TASK DESCRIPTION: Copy the data word for word, beginning at the line that contains "x-tick-label: 2006 — [765, 286, 796, 302]" and stopping after the line that contains "data-point-marker — [65, 160, 75, 169]".

::::::

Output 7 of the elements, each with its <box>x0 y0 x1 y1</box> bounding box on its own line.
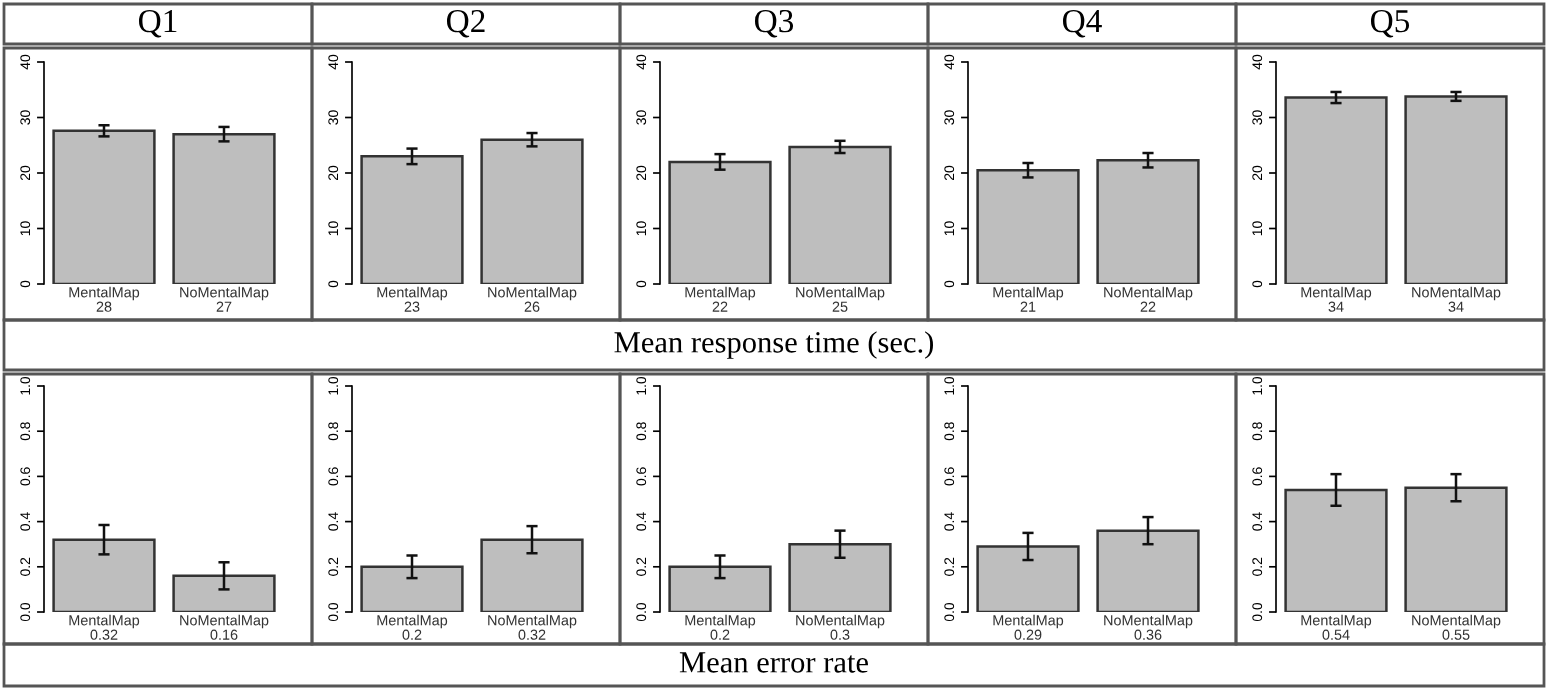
text: Mean error rate <box>679 652 868 673</box>
chart-title: Q3 <box>755 9 794 38</box>
chart-title: Q2 <box>447 9 485 38</box>
chart-title: Q1 <box>139 9 177 38</box>
chart-title: Q4 <box>1063 9 1102 38</box>
text: Mean response time (sec.) <box>614 331 934 359</box>
chart-title: Q5 <box>1371 9 1410 38</box>
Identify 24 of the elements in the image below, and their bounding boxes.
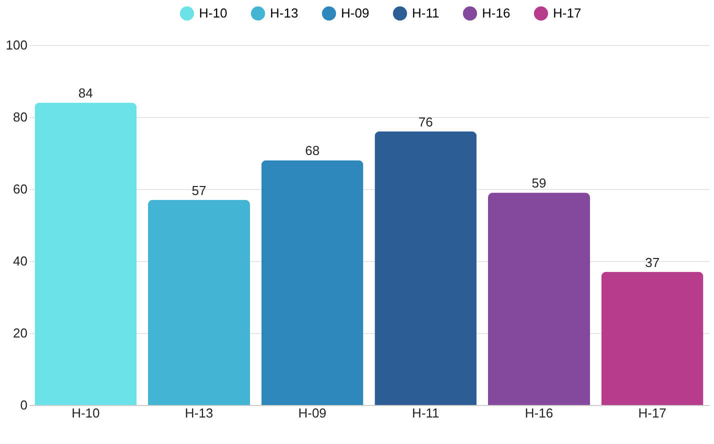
y-tick-label: 100 [6, 38, 28, 52]
x-tick-label: H-17 [638, 406, 666, 420]
legend-label: H-16 [482, 5, 510, 20]
data-label: 76 [418, 114, 433, 130]
x-tick-label: H-16 [524, 406, 554, 420]
data-label: 59 [532, 176, 546, 191]
legend-label: H-13 [270, 5, 298, 20]
y-tick-label: 40 [13, 254, 28, 268]
y-tick-label: 20 [13, 326, 28, 340]
x-tick-label: H-09 [298, 406, 326, 420]
legend-label: H-10 [199, 5, 228, 20]
data-label: 57 [192, 182, 206, 198]
data-label: 68 [305, 143, 320, 158]
x-tick-label: H-11 [412, 406, 440, 420]
legend-label: H-09 [341, 5, 370, 20]
x-tick-label: H-13 [184, 406, 214, 420]
data-label: 84 [78, 86, 93, 101]
legend-label: H-17 [553, 5, 582, 20]
y-tick-label: 60 [13, 182, 28, 196]
x-tick-label: H-10 [72, 406, 100, 420]
y-tick-label: 0 [20, 398, 28, 412]
data-label: 37 [645, 254, 660, 270]
y-tick-label: 80 [13, 110, 28, 124]
legend-label: H-11 [412, 5, 440, 20]
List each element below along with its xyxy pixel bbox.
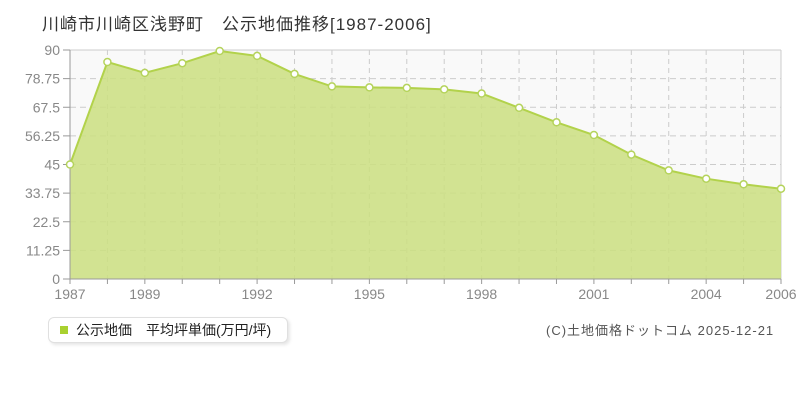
x-tick-label: 2006 — [765, 286, 796, 302]
copyright-text: (C)土地価格ドットコム 2025-12-21 — [546, 323, 775, 338]
y-tick-label: 45 — [44, 157, 60, 173]
x-tick-label: 1995 — [354, 286, 385, 302]
data-point-marker — [140, 68, 150, 78]
legend-swatch-icon — [60, 326, 68, 334]
x-tick-label: 1987 — [54, 286, 85, 302]
data-point-marker — [252, 51, 262, 61]
data-point-marker — [739, 180, 748, 189]
data-point-marker — [402, 83, 412, 93]
data-point-marker — [589, 130, 599, 140]
legend-label: 公示地価 平均坪単価(万円/坪) — [76, 322, 272, 338]
data-point-marker — [552, 118, 561, 127]
data-point-marker — [215, 46, 224, 56]
y-tick-label: 22.5 — [33, 214, 60, 230]
y-tick-label: 90 — [44, 42, 60, 58]
y-tick-label: 78.75 — [25, 71, 60, 87]
data-point-marker — [477, 89, 486, 98]
y-tick-label: 0 — [52, 271, 60, 287]
y-tick-label: 56.25 — [25, 128, 60, 144]
x-tick-label: 1989 — [129, 286, 160, 302]
data-point-marker — [776, 184, 786, 193]
x-tick-label: 1992 — [242, 286, 273, 302]
data-point-marker — [65, 160, 75, 169]
x-tick-label: 2001 — [578, 286, 609, 302]
data-point-marker — [701, 174, 711, 183]
data-point-marker — [664, 166, 673, 175]
data-point-marker — [365, 83, 374, 92]
y-tick-label: 67.5 — [33, 99, 60, 115]
x-tick-label: 1998 — [466, 286, 497, 302]
y-tick-label: 11.25 — [26, 242, 60, 258]
data-point-marker — [103, 57, 112, 67]
series-area — [70, 51, 781, 279]
series-line — [69, 49, 782, 190]
page-title: 川崎市川崎区浅野町 公示地価推移[1987-2006] — [42, 15, 432, 34]
data-point-marker — [439, 85, 449, 94]
data-point-marker — [327, 82, 337, 91]
data-point-marker — [290, 69, 299, 79]
legend: 公示地価 平均坪単価(万円/坪) — [48, 317, 289, 343]
data-point-marker — [178, 58, 187, 68]
x-tick-label: 2004 — [691, 286, 722, 302]
y-tick-label: 33.75 — [25, 185, 60, 201]
data-point-marker — [514, 103, 524, 113]
data-point-marker — [627, 150, 636, 159]
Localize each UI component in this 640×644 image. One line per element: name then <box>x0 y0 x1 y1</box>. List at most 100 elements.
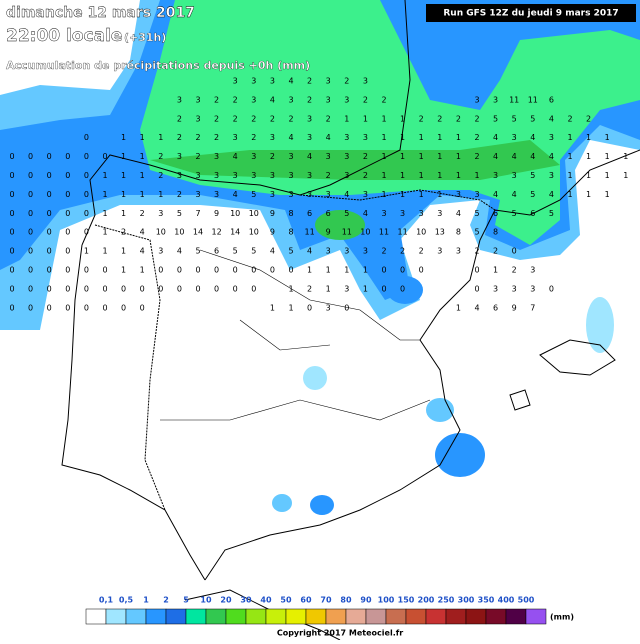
grid-value: 0 <box>65 190 70 199</box>
run-box <box>426 4 636 22</box>
grid-value: 3 <box>456 190 461 199</box>
grid-value: 0 <box>28 190 33 199</box>
grid-value: 3 <box>474 95 479 104</box>
grid-value: 1 <box>437 133 442 142</box>
grid-value: 4 <box>493 190 498 199</box>
precip-cell <box>303 366 327 390</box>
precip-cell <box>315 210 365 240</box>
grid-value: 0 <box>65 303 70 312</box>
coast-france-med <box>494 149 640 216</box>
legend-swatch <box>325 608 347 625</box>
grid-value: 3 <box>307 114 312 123</box>
grid-value: 1 <box>140 152 145 161</box>
grid-value: 4 <box>549 114 554 123</box>
date: dimanche 12 mars 2017 <box>6 5 195 21</box>
grid-value: 3 <box>437 209 442 218</box>
grid-value: 1 <box>437 171 442 180</box>
grid-value: 0 <box>177 266 182 275</box>
grid-value: 3 <box>270 133 275 142</box>
grid-value: 0 <box>47 266 52 275</box>
grid-value: 11 <box>379 228 389 237</box>
grid-value: 4 <box>493 133 498 142</box>
grid-value: 4 <box>288 133 293 142</box>
legend-swatch <box>505 608 527 625</box>
regions <box>160 249 431 421</box>
grid-value: 1 <box>363 266 368 275</box>
legend-swatch <box>425 608 447 625</box>
grid-value: 5 <box>530 171 535 180</box>
grid-value: 3 <box>177 171 182 180</box>
grid-value: 11 <box>398 228 408 237</box>
legend-swatch <box>265 608 287 625</box>
grid-value: 1 <box>567 171 572 180</box>
grid-value: 1 <box>158 190 163 199</box>
grid-value: 1 <box>140 171 145 180</box>
grid-value: 2 <box>251 133 256 142</box>
grid-value: 1 <box>567 133 572 142</box>
grid-value: 3 <box>233 133 238 142</box>
grid-value: 5 <box>549 209 554 218</box>
grid-value: 3 <box>363 77 368 86</box>
grid-value: 3 <box>344 171 349 180</box>
legend-swatch <box>205 608 227 625</box>
grid-value: 2 <box>586 114 591 123</box>
grid-value: 6 <box>493 303 498 312</box>
coast-east <box>204 209 496 581</box>
grid-value: 0 <box>9 247 14 256</box>
grid-value: 2 <box>158 171 163 180</box>
grid-value: 3 <box>288 171 293 180</box>
grid-value: 1 <box>567 190 572 199</box>
grid-value: 4 <box>233 152 238 161</box>
grid-value: 3 <box>530 266 535 275</box>
grid-value: 0 <box>102 303 107 312</box>
grid-value: 4 <box>177 247 182 256</box>
grid-value: 8 <box>456 228 461 237</box>
grid-value: 1 <box>140 133 145 142</box>
grid-value: 1 <box>121 171 126 180</box>
legend-label: 30 <box>240 596 252 605</box>
lead: (+31h) <box>124 31 166 44</box>
precip-cell <box>586 297 614 353</box>
grid-value: 3 <box>512 284 517 293</box>
grid-value: 5 <box>288 247 293 256</box>
grid-value: 3 <box>270 77 275 86</box>
grid-value: 1 <box>288 284 293 293</box>
grid-value: 2 <box>307 284 312 293</box>
grid-value: 0 <box>84 284 89 293</box>
grid-value: 3 <box>158 247 163 256</box>
grid-value: 1 <box>158 133 163 142</box>
legend-swatch <box>245 608 267 625</box>
legend-swatch <box>345 608 367 625</box>
grid-value: 2 <box>326 171 331 180</box>
grid-value: 1 <box>140 266 145 275</box>
grid-value: 0 <box>400 266 405 275</box>
grid-value: 2 <box>474 247 479 256</box>
grid-value: 2 <box>326 114 331 123</box>
grid-value: 1 <box>121 133 126 142</box>
grid-value: 1 <box>400 190 405 199</box>
legend-label: 5 <box>183 596 189 605</box>
grid-value: 1 <box>288 303 293 312</box>
grid-value: 2 <box>363 152 368 161</box>
grid-value: 0 <box>47 190 52 199</box>
grid-value: 2 <box>307 77 312 86</box>
grid-value: 1 <box>586 133 591 142</box>
grid-value: 3 <box>549 133 554 142</box>
grid-value: 1 <box>605 152 610 161</box>
grid-value: 3 <box>549 171 554 180</box>
grid-value: 0 <box>474 266 479 275</box>
grid-value: 10 <box>156 228 166 237</box>
grid-value: 1 <box>102 228 107 237</box>
grid-value: 1 <box>474 171 479 180</box>
grid-value: 4 <box>288 77 293 86</box>
grid-value: 3 <box>474 190 479 199</box>
grid-value: 1 <box>102 247 107 256</box>
grid-value: 4 <box>456 209 461 218</box>
grid-value: 3 <box>251 77 256 86</box>
grid-value: 2 <box>158 152 163 161</box>
grid-value: 1 <box>102 190 107 199</box>
grid-value: 2 <box>419 114 424 123</box>
grid-value: 2 <box>270 114 275 123</box>
grid-value: 10 <box>416 228 426 237</box>
grid-value: 3 <box>251 152 256 161</box>
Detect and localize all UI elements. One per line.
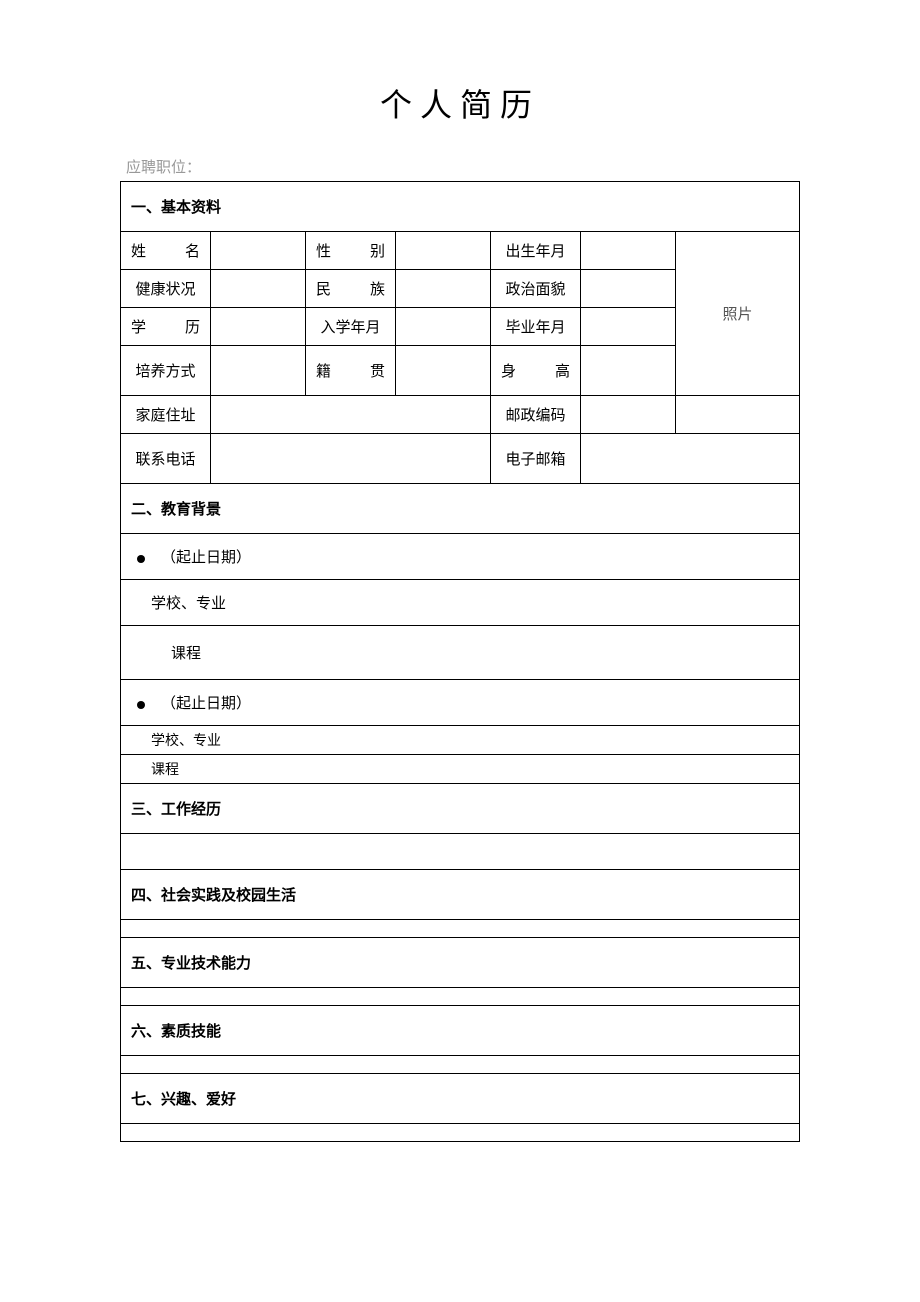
edu1-dates: （起止日期） bbox=[121, 534, 800, 580]
label-enroll: 入学年月 bbox=[306, 308, 396, 346]
work-exp-content[interactable] bbox=[121, 834, 800, 870]
edu2-school: 学校、专业 bbox=[121, 726, 800, 755]
value-postal-extra[interactable] bbox=[676, 396, 800, 434]
resume-table: 一、基本资料 姓名 性别 出生年月 照片 健康状况 民族 政治面貌 学历 入学年… bbox=[120, 181, 800, 1142]
label-phone: 联系电话 bbox=[121, 434, 211, 484]
bullet-icon bbox=[137, 701, 145, 709]
value-health[interactable] bbox=[211, 270, 306, 308]
value-phone[interactable] bbox=[211, 434, 491, 484]
value-education[interactable] bbox=[211, 308, 306, 346]
section-tech-skills: 五、专业技术能力 bbox=[121, 938, 800, 988]
bullet-icon bbox=[137, 555, 145, 563]
value-address[interactable] bbox=[211, 396, 491, 434]
label-address: 家庭住址 bbox=[121, 396, 211, 434]
edu1-school: 学校、专业 bbox=[121, 580, 800, 626]
hobbies-content[interactable] bbox=[121, 1124, 800, 1142]
section-quality-skills: 六、素质技能 bbox=[121, 1006, 800, 1056]
label-height: 身高 bbox=[491, 346, 581, 396]
quality-skills-content[interactable] bbox=[121, 1056, 800, 1074]
value-training[interactable] bbox=[211, 346, 306, 396]
document-title: 个人简历 bbox=[120, 80, 800, 126]
section-basic-info: 一、基本资料 bbox=[121, 182, 800, 232]
value-postal[interactable] bbox=[581, 396, 676, 434]
value-political[interactable] bbox=[581, 270, 676, 308]
value-email[interactable] bbox=[581, 434, 800, 484]
edu1-courses: 课程 bbox=[121, 626, 800, 680]
position-label: 应聘职位： bbox=[126, 156, 800, 177]
value-birth[interactable] bbox=[581, 232, 676, 270]
value-grad[interactable] bbox=[581, 308, 676, 346]
social-content[interactable] bbox=[121, 920, 800, 938]
edu2-dates: （起止日期） bbox=[121, 680, 800, 726]
label-origin: 籍贯 bbox=[306, 346, 396, 396]
label-grad: 毕业年月 bbox=[491, 308, 581, 346]
value-height[interactable] bbox=[581, 346, 676, 396]
label-birth: 出生年月 bbox=[491, 232, 581, 270]
edu2-courses: 课程 bbox=[121, 755, 800, 784]
value-origin[interactable] bbox=[396, 346, 491, 396]
section-education-bg: 二、教育背景 bbox=[121, 484, 800, 534]
tech-skills-content[interactable] bbox=[121, 988, 800, 1006]
value-enroll[interactable] bbox=[396, 308, 491, 346]
label-training: 培养方式 bbox=[121, 346, 211, 396]
label-postal: 邮政编码 bbox=[491, 396, 581, 434]
label-gender: 性别 bbox=[306, 232, 396, 270]
value-gender[interactable] bbox=[396, 232, 491, 270]
label-health: 健康状况 bbox=[121, 270, 211, 308]
value-ethnic[interactable] bbox=[396, 270, 491, 308]
label-ethnic: 民族 bbox=[306, 270, 396, 308]
section-work-exp: 三、工作经历 bbox=[121, 784, 800, 834]
label-name: 姓名 bbox=[121, 232, 211, 270]
photo-placeholder: 照片 bbox=[676, 232, 800, 396]
section-social: 四、社会实践及校园生活 bbox=[121, 870, 800, 920]
section-hobbies: 七、兴趣、爱好 bbox=[121, 1074, 800, 1124]
value-name[interactable] bbox=[211, 232, 306, 270]
label-political: 政治面貌 bbox=[491, 270, 581, 308]
label-education: 学历 bbox=[121, 308, 211, 346]
label-email: 电子邮箱 bbox=[491, 434, 581, 484]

::::::

SOLUTION:
x-tick-label: 2006 — [765, 286, 796, 302]
copyright-text: (C)土地価格ドットコム 2025-12-21 — [546, 323, 775, 338]
y-tick-label: 45 — [44, 157, 60, 173]
x-tick-label: 1995 — [354, 286, 385, 302]
data-point-marker — [140, 68, 150, 78]
legend-swatch-icon — [60, 326, 68, 334]
x-tick-label: 1987 — [54, 286, 85, 302]
data-point-marker — [252, 51, 262, 61]
data-point-marker — [739, 180, 748, 189]
data-point-marker — [402, 83, 412, 93]
data-point-marker — [589, 130, 599, 140]
legend-label: 公示地価 平均坪単価(万円/坪) — [76, 322, 272, 338]
data-point-marker — [552, 118, 561, 127]
data-point-marker — [215, 46, 224, 56]
y-tick-label: 22.5 — [33, 214, 60, 230]
y-tick-label: 90 — [44, 42, 60, 58]
y-tick-label: 78.75 — [25, 71, 60, 87]
data-point-marker — [477, 89, 486, 98]
y-tick-label: 0 — [52, 271, 60, 287]
y-tick-label: 56.25 — [25, 128, 60, 144]
x-tick-label: 1989 — [129, 286, 160, 302]
data-point-marker — [776, 184, 786, 193]
x-tick-label: 1992 — [242, 286, 273, 302]
data-point-marker — [65, 160, 75, 169]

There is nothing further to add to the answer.